**GIVEN EXERCISE**: Below are some records; repeat them all exactly, minus the pictures.

**LISTING**:
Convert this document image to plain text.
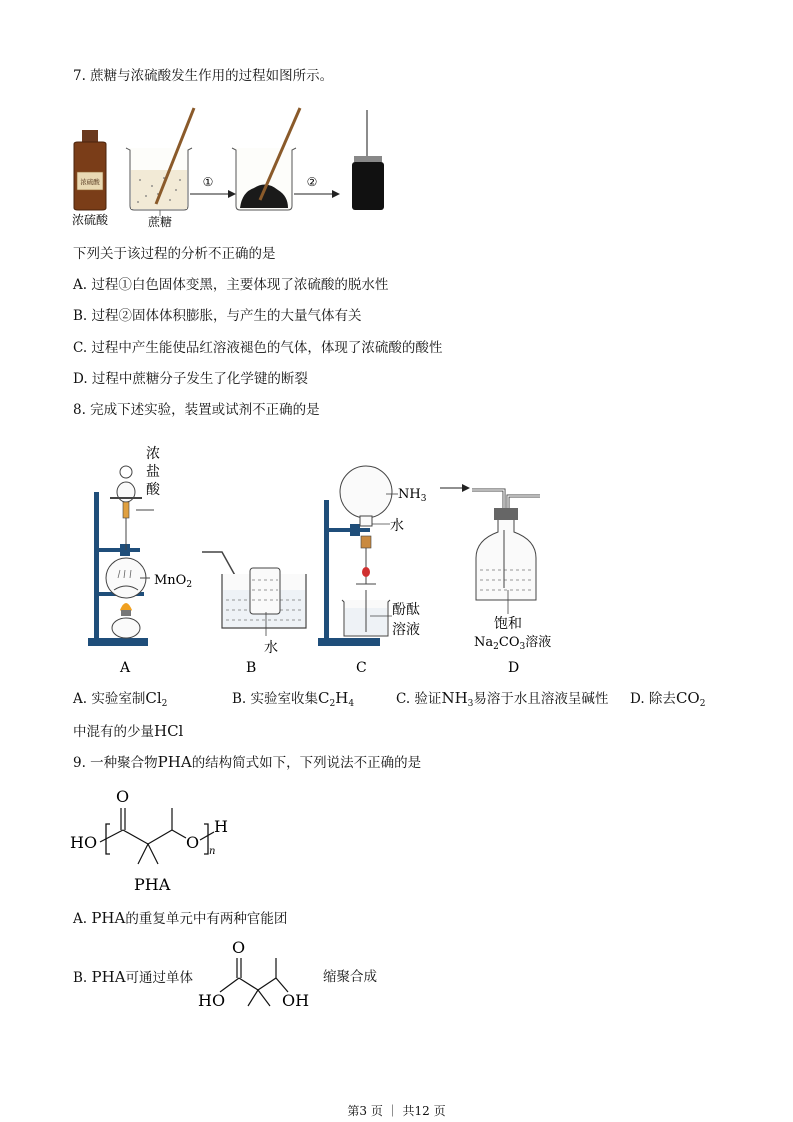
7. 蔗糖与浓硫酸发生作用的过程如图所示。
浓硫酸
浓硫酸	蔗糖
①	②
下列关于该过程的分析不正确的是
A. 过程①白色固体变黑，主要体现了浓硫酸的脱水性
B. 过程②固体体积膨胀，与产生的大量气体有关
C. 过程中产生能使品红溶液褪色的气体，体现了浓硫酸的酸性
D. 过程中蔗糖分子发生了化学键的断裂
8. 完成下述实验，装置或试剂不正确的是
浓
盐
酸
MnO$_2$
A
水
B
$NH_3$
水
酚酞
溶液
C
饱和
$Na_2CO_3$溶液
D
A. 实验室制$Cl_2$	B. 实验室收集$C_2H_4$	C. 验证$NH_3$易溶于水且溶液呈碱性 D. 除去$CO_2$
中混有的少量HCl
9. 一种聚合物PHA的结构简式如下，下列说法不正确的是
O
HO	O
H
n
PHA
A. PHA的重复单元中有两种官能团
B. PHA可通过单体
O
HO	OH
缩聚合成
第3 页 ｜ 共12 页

**TASK OUTPUT**:
Convert this document image to plain text.
7. 蔗糖与浓硫酸发生作用的过程如图所示。
浓硫酸
浓硫酸	蔗糖
①	②
下列关于该过程的分析不正确的是
A. 过程①白色固体变黑，主要体现了浓硫酸的脱水性
B. 过程②固体体积膨胀，与产生的大量气体有关
C. 过程中产生能使品红溶液褪色的气体，体现了浓硫酸的酸性
D. 过程中蔗糖分子发生了化学键的断裂
8. 完成下述实验，装置或试剂不正确的是
浓
盐
酸
MnO$_2$
A
水
B
$NH_3$
水
酚酞
溶液
C
饱和
$Na_2CO_3$溶液
D
A. 实验室制$Cl_2$	B. 实验室收集$C_2H_4$	C. 验证$NH_3$易溶于水且溶液呈碱性 D. 除去$CO_2$
中混有的少量HCl
9. 一种聚合物PHA的结构简式如下，下列说法不正确的是
O
HO	O
H
n
PHA
A. PHA的重复单元中有两种官能团
B. PHA可通过单体
O
HO	OH
缩聚合成
第3 页 ｜ 共12 页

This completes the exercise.